Figure dataset records:
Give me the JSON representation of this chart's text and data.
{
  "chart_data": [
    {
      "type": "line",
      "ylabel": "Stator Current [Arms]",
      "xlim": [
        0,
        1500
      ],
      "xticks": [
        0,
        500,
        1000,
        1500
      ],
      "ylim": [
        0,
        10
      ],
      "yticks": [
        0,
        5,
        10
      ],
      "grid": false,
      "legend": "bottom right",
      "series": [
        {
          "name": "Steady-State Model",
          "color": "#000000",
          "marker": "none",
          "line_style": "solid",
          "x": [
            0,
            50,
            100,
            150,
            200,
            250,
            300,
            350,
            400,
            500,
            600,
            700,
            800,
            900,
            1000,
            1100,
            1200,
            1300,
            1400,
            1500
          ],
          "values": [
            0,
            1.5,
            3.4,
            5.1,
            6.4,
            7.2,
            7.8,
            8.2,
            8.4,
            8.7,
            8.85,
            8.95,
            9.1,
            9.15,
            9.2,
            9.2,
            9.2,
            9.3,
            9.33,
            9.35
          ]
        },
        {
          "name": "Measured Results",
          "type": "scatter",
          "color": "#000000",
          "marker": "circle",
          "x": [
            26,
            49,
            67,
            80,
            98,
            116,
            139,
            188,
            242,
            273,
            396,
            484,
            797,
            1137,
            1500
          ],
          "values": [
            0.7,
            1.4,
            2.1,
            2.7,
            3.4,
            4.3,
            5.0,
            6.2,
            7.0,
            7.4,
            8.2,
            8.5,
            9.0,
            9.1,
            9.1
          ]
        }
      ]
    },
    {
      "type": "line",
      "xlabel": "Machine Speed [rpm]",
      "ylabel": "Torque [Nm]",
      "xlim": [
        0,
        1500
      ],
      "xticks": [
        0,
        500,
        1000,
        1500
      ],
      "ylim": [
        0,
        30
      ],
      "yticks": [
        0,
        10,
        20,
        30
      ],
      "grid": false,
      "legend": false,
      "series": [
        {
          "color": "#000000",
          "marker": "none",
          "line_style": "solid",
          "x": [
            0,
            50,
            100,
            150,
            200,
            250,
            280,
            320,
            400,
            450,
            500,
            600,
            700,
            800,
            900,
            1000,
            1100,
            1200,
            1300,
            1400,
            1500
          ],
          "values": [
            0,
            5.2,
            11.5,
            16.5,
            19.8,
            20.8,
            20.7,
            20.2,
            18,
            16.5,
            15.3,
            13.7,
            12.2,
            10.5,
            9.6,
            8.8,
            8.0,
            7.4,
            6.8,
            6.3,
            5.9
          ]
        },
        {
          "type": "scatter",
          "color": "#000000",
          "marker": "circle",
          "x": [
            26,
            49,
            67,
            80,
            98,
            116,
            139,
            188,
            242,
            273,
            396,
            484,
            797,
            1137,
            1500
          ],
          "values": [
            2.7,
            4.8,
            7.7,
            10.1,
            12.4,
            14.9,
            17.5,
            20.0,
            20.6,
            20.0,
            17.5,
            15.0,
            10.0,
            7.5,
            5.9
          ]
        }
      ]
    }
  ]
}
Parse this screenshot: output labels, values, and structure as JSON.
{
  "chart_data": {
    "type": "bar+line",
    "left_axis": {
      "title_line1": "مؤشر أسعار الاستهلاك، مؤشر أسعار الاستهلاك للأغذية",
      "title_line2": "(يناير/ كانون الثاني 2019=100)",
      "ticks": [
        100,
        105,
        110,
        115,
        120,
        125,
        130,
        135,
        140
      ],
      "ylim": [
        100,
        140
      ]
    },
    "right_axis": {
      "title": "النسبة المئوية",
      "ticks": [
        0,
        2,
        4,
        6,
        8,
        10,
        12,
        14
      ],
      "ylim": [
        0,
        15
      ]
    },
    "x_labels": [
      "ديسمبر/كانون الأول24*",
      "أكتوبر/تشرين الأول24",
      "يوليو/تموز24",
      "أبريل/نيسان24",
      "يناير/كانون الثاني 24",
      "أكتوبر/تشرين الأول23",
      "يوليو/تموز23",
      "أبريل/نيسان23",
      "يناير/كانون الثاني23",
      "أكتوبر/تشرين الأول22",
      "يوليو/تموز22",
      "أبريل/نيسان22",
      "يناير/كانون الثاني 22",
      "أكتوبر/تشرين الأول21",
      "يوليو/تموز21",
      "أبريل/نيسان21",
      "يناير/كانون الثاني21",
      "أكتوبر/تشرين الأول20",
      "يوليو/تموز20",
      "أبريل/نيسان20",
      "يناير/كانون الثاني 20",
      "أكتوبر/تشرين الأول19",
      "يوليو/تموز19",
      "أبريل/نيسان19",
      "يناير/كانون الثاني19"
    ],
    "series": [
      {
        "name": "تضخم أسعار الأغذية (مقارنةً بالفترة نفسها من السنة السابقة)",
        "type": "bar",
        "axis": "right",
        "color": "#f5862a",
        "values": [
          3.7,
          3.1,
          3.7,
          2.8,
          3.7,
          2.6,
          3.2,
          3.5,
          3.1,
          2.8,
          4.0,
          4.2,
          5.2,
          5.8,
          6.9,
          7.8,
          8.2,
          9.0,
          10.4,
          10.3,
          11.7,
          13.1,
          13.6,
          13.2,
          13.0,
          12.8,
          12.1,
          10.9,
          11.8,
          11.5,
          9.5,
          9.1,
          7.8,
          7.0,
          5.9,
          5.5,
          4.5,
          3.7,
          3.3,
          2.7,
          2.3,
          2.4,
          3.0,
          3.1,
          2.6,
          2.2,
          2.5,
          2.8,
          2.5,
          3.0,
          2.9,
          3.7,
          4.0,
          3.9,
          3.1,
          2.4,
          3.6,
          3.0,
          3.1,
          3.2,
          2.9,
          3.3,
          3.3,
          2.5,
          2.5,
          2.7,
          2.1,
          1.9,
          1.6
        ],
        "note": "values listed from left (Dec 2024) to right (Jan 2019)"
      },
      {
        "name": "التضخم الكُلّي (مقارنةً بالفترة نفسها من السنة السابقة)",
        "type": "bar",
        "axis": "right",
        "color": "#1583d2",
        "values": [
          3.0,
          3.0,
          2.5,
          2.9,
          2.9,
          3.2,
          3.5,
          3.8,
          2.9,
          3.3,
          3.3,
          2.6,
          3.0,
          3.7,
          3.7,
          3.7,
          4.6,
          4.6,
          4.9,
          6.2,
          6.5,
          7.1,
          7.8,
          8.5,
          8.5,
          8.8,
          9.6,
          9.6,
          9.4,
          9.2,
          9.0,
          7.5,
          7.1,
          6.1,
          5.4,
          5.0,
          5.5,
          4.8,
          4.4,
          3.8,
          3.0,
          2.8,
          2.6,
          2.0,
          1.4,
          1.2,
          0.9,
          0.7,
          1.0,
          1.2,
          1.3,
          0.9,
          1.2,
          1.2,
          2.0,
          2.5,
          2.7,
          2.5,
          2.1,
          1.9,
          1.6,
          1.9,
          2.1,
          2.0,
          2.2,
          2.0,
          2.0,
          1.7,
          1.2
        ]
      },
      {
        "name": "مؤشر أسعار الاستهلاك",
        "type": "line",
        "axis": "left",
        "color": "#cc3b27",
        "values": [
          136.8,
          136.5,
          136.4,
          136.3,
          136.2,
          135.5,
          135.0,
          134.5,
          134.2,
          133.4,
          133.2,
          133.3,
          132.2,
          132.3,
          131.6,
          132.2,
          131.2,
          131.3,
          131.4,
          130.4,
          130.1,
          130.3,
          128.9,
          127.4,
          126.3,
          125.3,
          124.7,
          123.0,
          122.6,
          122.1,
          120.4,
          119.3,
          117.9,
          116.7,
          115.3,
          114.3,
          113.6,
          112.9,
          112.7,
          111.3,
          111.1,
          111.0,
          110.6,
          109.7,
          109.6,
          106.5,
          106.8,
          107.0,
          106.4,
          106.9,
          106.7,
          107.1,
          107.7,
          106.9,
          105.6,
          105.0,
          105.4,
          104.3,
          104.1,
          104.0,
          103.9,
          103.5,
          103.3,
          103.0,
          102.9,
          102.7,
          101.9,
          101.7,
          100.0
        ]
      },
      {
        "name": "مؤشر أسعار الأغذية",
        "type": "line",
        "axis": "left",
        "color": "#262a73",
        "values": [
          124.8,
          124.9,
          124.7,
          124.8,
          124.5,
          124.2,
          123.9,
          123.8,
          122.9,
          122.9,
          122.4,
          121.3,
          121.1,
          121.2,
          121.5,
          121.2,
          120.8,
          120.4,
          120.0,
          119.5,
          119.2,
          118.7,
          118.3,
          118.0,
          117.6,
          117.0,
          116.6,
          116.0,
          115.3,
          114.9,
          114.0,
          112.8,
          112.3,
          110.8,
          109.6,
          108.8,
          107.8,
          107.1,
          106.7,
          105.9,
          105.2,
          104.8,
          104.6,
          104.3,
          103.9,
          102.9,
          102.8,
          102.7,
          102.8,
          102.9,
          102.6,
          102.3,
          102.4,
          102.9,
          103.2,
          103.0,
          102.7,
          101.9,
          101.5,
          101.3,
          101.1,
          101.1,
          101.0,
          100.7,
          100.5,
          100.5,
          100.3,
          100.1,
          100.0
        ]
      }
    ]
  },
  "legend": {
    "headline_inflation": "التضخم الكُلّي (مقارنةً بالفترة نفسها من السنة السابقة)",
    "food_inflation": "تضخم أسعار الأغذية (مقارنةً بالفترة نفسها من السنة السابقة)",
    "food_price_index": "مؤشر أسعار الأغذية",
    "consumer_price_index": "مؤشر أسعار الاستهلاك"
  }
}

**YOUR INSTRUCTIONS**
Scan the material and collect every line that contains "التضخم".

**COMPLETE OUTPUT**
        "name": "التضخم الكُلّي (مقارنةً بالفترة نفسها من السنة السابقة)",
    "headline_inflation": "التضخم الكُلّي (مقارنةً بالفترة نفسها من السنة السابقة)",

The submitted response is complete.